Material for the task:

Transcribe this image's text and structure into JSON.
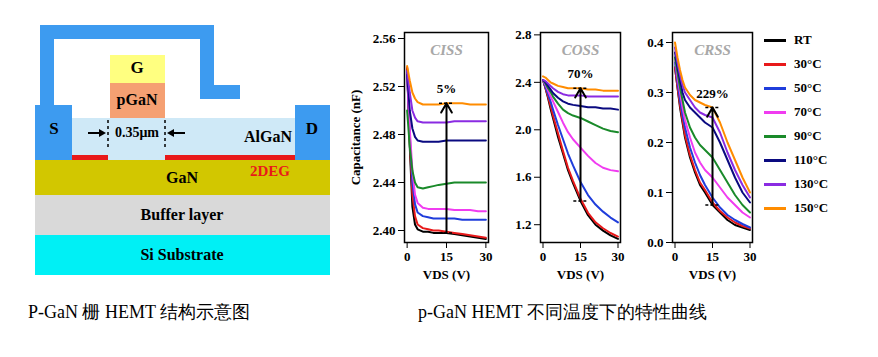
{
  "diagram": {
    "gate": "G",
    "gate_layer": "pGaN",
    "source": "S",
    "drain": "D",
    "dimension": "0.35μm",
    "barrier": "AlGaN",
    "channel_label": "2DEG",
    "channel": "GaN",
    "buffer": "Buffer layer",
    "substrate": "Si Substrate"
  },
  "captions": [
    "P-GaN 栅 HEMT 结构示意图",
    "p-GaN HEMT 不同温度下的特性曲线"
  ],
  "chart_data": [
    {
      "type": "line",
      "title": "CISS",
      "x_label": "VDS (V)",
      "y_label": "Capacitance (nF)",
      "x": [
        0,
        1,
        2,
        3,
        4,
        6,
        8,
        10,
        12,
        15,
        18,
        21,
        24,
        27,
        30
      ],
      "xlim": [
        -1,
        31
      ],
      "xticks": [
        0,
        15,
        30
      ],
      "ylim": [
        2.39,
        2.565
      ],
      "yticks": [
        {
          "value": 2.4,
          "label": "2.40"
        },
        2.44,
        {
          "value": 2.48,
          "label": "2.48"
        },
        2.52,
        2.56
      ],
      "annotations": [
        {
          "text": "5%",
          "x": 15
        }
      ],
      "series": [
        {
          "name": "RT",
          "color": "#000000",
          "values": [
            2.535,
            2.47,
            2.42,
            2.405,
            2.401,
            2.399,
            2.399,
            2.398,
            2.398,
            2.398,
            2.397,
            2.396,
            2.395,
            2.394,
            2.393
          ]
        },
        {
          "name": "30°C",
          "color": "#e8191a",
          "values": [
            2.536,
            2.475,
            2.43,
            2.412,
            2.405,
            2.402,
            2.401,
            2.4,
            2.4,
            2.399,
            2.398,
            2.397,
            2.396,
            2.395,
            2.394
          ]
        },
        {
          "name": "50°C",
          "color": "#1f3ddb",
          "values": [
            2.532,
            2.48,
            2.44,
            2.422,
            2.415,
            2.412,
            2.411,
            2.41,
            2.41,
            2.41,
            2.41,
            2.409,
            2.409,
            2.409,
            2.409
          ]
        },
        {
          "name": "70°C",
          "color": "#f03cf0",
          "values": [
            2.53,
            2.485,
            2.45,
            2.43,
            2.423,
            2.419,
            2.418,
            2.418,
            2.418,
            2.418,
            2.417,
            2.417,
            2.417,
            2.416,
            2.416
          ]
        },
        {
          "name": "90°C",
          "color": "#1a8a2a",
          "values": [
            2.5,
            2.47,
            2.45,
            2.44,
            2.436,
            2.435,
            2.436,
            2.437,
            2.438,
            2.439,
            2.44,
            2.44,
            2.44,
            2.44,
            2.44
          ]
        },
        {
          "name": "110°C",
          "color": "#0a0a80",
          "values": [
            2.53,
            2.5,
            2.485,
            2.478,
            2.475,
            2.474,
            2.474,
            2.474,
            2.474,
            2.475,
            2.475,
            2.475,
            2.475,
            2.475,
            2.475
          ]
        },
        {
          "name": "130°C",
          "color": "#8a2be2",
          "values": [
            2.533,
            2.515,
            2.5,
            2.494,
            2.491,
            2.49,
            2.49,
            2.49,
            2.49,
            2.49,
            2.491,
            2.491,
            2.491,
            2.491,
            2.491
          ]
        },
        {
          "name": "150°C",
          "color": "#ff8c00",
          "values": [
            2.537,
            2.525,
            2.515,
            2.51,
            2.507,
            2.505,
            2.505,
            2.505,
            2.505,
            2.506,
            2.506,
            2.506,
            2.505,
            2.505,
            2.505
          ]
        }
      ]
    },
    {
      "type": "line",
      "title": "COSS",
      "x_label": "VDS (V)",
      "x": [
        0,
        1,
        2,
        3,
        4,
        6,
        8,
        10,
        12,
        15,
        18,
        21,
        24,
        27,
        30
      ],
      "xlim": [
        -1,
        31
      ],
      "xticks": [
        0,
        15,
        30
      ],
      "ylim": [
        1.05,
        2.82
      ],
      "yticks": [
        1.2,
        1.6,
        {
          "value": 2,
          "label": "2.0"
        },
        2.4,
        2.8
      ],
      "annotations": [
        {
          "text": "70%",
          "x": 15
        }
      ],
      "series": [
        {
          "name": "RT",
          "color": "#000000",
          "values": [
            2.42,
            2.35,
            2.27,
            2.18,
            2.1,
            1.94,
            1.8,
            1.66,
            1.55,
            1.4,
            1.28,
            1.2,
            1.15,
            1.11,
            1.08
          ]
        },
        {
          "name": "30°C",
          "color": "#e8191a",
          "values": [
            2.42,
            2.35,
            2.28,
            2.2,
            2.12,
            1.97,
            1.82,
            1.68,
            1.57,
            1.42,
            1.3,
            1.22,
            1.17,
            1.13,
            1.1
          ]
        },
        {
          "name": "50°C",
          "color": "#1f3ddb",
          "values": [
            2.42,
            2.36,
            2.3,
            2.24,
            2.17,
            2.04,
            1.92,
            1.8,
            1.7,
            1.56,
            1.45,
            1.37,
            1.31,
            1.26,
            1.22
          ]
        },
        {
          "name": "70°C",
          "color": "#f03cf0",
          "values": [
            2.42,
            2.38,
            2.33,
            2.28,
            2.24,
            2.15,
            2.06,
            1.98,
            1.92,
            1.85,
            1.78,
            1.72,
            1.68,
            1.66,
            1.65
          ]
        },
        {
          "name": "90°C",
          "color": "#1a8a2a",
          "values": [
            2.42,
            2.39,
            2.35,
            2.32,
            2.28,
            2.22,
            2.17,
            2.14,
            2.12,
            2.1,
            2.07,
            2.04,
            2.01,
            1.99,
            1.98
          ]
        },
        {
          "name": "110°C",
          "color": "#0a0a80",
          "values": [
            2.42,
            2.4,
            2.37,
            2.34,
            2.31,
            2.27,
            2.24,
            2.22,
            2.21,
            2.2,
            2.19,
            2.19,
            2.18,
            2.18,
            2.17
          ]
        },
        {
          "name": "130°C",
          "color": "#8a2be2",
          "values": [
            2.42,
            2.41,
            2.39,
            2.37,
            2.35,
            2.32,
            2.3,
            2.29,
            2.29,
            2.29,
            2.28,
            2.28,
            2.28,
            2.28,
            2.28
          ]
        },
        {
          "name": "150°C",
          "color": "#ff8c00",
          "values": [
            2.45,
            2.44,
            2.42,
            2.4,
            2.39,
            2.37,
            2.36,
            2.35,
            2.35,
            2.35,
            2.34,
            2.34,
            2.33,
            2.33,
            2.33
          ]
        }
      ]
    },
    {
      "type": "line",
      "title": "CRSS",
      "x_label": "VDS (V)",
      "legend": "right",
      "x": [
        0,
        1,
        2,
        3,
        4,
        6,
        8,
        10,
        12,
        15,
        18,
        21,
        24,
        27,
        30
      ],
      "xlim": [
        -1,
        31
      ],
      "xticks": [
        0,
        15,
        30
      ],
      "ylim": [
        0,
        0.42
      ],
      "yticks": [
        {
          "value": 0,
          "label": "0.0"
        },
        0.1,
        0.2,
        0.3,
        0.4
      ],
      "annotations": [
        {
          "text": "229%",
          "x": 15
        }
      ],
      "series": [
        {
          "name": "RT",
          "color": "#000000",
          "values": [
            0.35,
            0.31,
            0.27,
            0.24,
            0.21,
            0.17,
            0.14,
            0.115,
            0.1,
            0.075,
            0.06,
            0.045,
            0.035,
            0.03,
            0.025
          ]
        },
        {
          "name": "30°C",
          "color": "#e8191a",
          "values": [
            0.35,
            0.31,
            0.275,
            0.245,
            0.215,
            0.175,
            0.145,
            0.12,
            0.105,
            0.08,
            0.063,
            0.05,
            0.04,
            0.033,
            0.028
          ]
        },
        {
          "name": "50°C",
          "color": "#1f3ddb",
          "values": [
            0.36,
            0.32,
            0.285,
            0.255,
            0.23,
            0.19,
            0.16,
            0.135,
            0.115,
            0.09,
            0.07,
            0.055,
            0.045,
            0.037,
            0.03
          ]
        },
        {
          "name": "70°C",
          "color": "#f03cf0",
          "values": [
            0.37,
            0.33,
            0.3,
            0.27,
            0.245,
            0.21,
            0.18,
            0.16,
            0.145,
            0.13,
            0.11,
            0.09,
            0.075,
            0.06,
            0.05
          ]
        },
        {
          "name": "90°C",
          "color": "#1a8a2a",
          "values": [
            0.37,
            0.34,
            0.31,
            0.285,
            0.26,
            0.23,
            0.21,
            0.195,
            0.185,
            0.17,
            0.145,
            0.12,
            0.095,
            0.075,
            0.06
          ]
        },
        {
          "name": "110°C",
          "color": "#0a0a80",
          "values": [
            0.38,
            0.35,
            0.325,
            0.3,
            0.285,
            0.27,
            0.26,
            0.25,
            0.24,
            0.23,
            0.2,
            0.165,
            0.13,
            0.1,
            0.08
          ]
        },
        {
          "name": "130°C",
          "color": "#8a2be2",
          "values": [
            0.39,
            0.36,
            0.335,
            0.315,
            0.3,
            0.285,
            0.27,
            0.26,
            0.255,
            0.25,
            0.22,
            0.18,
            0.145,
            0.115,
            0.09
          ]
        },
        {
          "name": "150°C",
          "color": "#ff8c00",
          "values": [
            0.4,
            0.37,
            0.345,
            0.325,
            0.31,
            0.295,
            0.285,
            0.28,
            0.275,
            0.27,
            0.24,
            0.2,
            0.165,
            0.13,
            0.1
          ]
        }
      ]
    }
  ]
}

Requirement: In the records above, how many lines contain the word "text"? Give the number alone.

The answer: 4